--- ENTRIES PROVIDED ---

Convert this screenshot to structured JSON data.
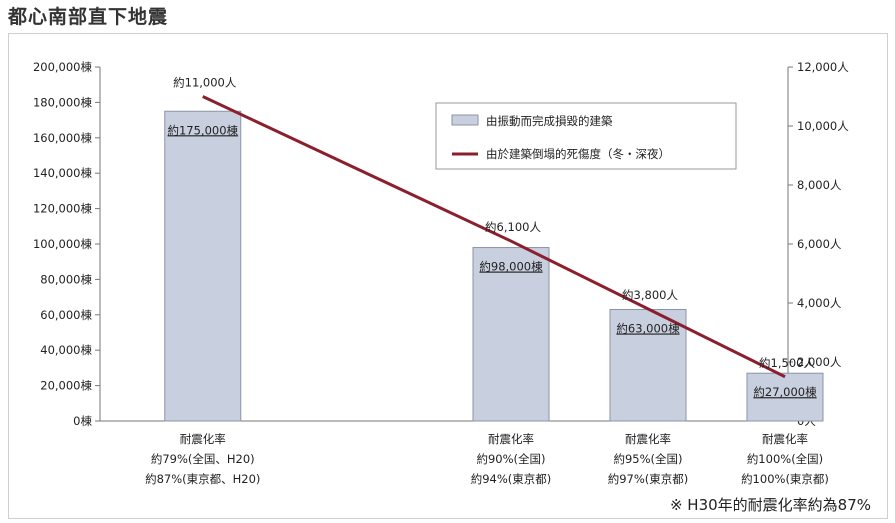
{
  "title": "都心南部直下地震",
  "note": "※ H30年的耐震化率約為87%",
  "chart_data": {
    "type": "bar",
    "left_axis": {
      "ticks": [
        "0棟",
        "20,000棟",
        "40,000棟",
        "60,000棟",
        "80,000棟",
        "100,000棟",
        "120,000棟",
        "140,000棟",
        "160,000棟",
        "180,000棟",
        "200,000棟"
      ],
      "tick_values": [
        0,
        20000,
        40000,
        60000,
        80000,
        100000,
        120000,
        140000,
        160000,
        180000,
        200000
      ],
      "ylim": [
        0,
        200000
      ]
    },
    "right_axis": {
      "ticks": [
        "0人",
        "2,000人",
        "4,000人",
        "6,000人",
        "8,000人",
        "10,000人",
        "12,000人"
      ],
      "tick_values": [
        0,
        2000,
        4000,
        6000,
        8000,
        10000,
        12000
      ],
      "ylim": [
        0,
        12000
      ]
    },
    "categories": [
      {
        "line1": "耐震化率",
        "line2": "約79%(全国、H20)",
        "line3": "約87%(東京都、H20)"
      },
      {
        "line1": "耐震化率",
        "line2": "約90%(全国)",
        "line3": "約94%(東京都)"
      },
      {
        "line1": "耐震化率",
        "line2": "約95%(全国)",
        "line3": "約97%(東京都)"
      },
      {
        "line1": "耐震化率",
        "line2": "約100%(全国)",
        "line3": "約100%(東京都)"
      }
    ],
    "category_positions": [
      0.75,
      3.0,
      4.0,
      5.0
    ],
    "series": [
      {
        "name": "由振動而完成損毀的建築",
        "kind": "bar",
        "values": [
          175000,
          98000,
          63000,
          27000
        ],
        "labels": [
          "約175,000棟",
          "約98,000棟",
          "約63,000棟",
          "約27,000棟"
        ],
        "color": "#c8cfdf",
        "edge": "#8a93a8"
      },
      {
        "name": "由於建築倒塌的死傷度（冬・深夜）",
        "kind": "line",
        "axis": "right",
        "values": [
          11000,
          6100,
          3800,
          1500
        ],
        "labels": [
          "約11,000人",
          "約6,100人",
          "約3,800人",
          "約1,500人"
        ],
        "color": "#8b1f2e"
      }
    ],
    "legend_position": "top-right"
  }
}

---

◆ EXERCISE GOAL
Check each line of the data above for the string "name" and report only how many lines have it.

◆ ANSWER TO THE PROBLEM
2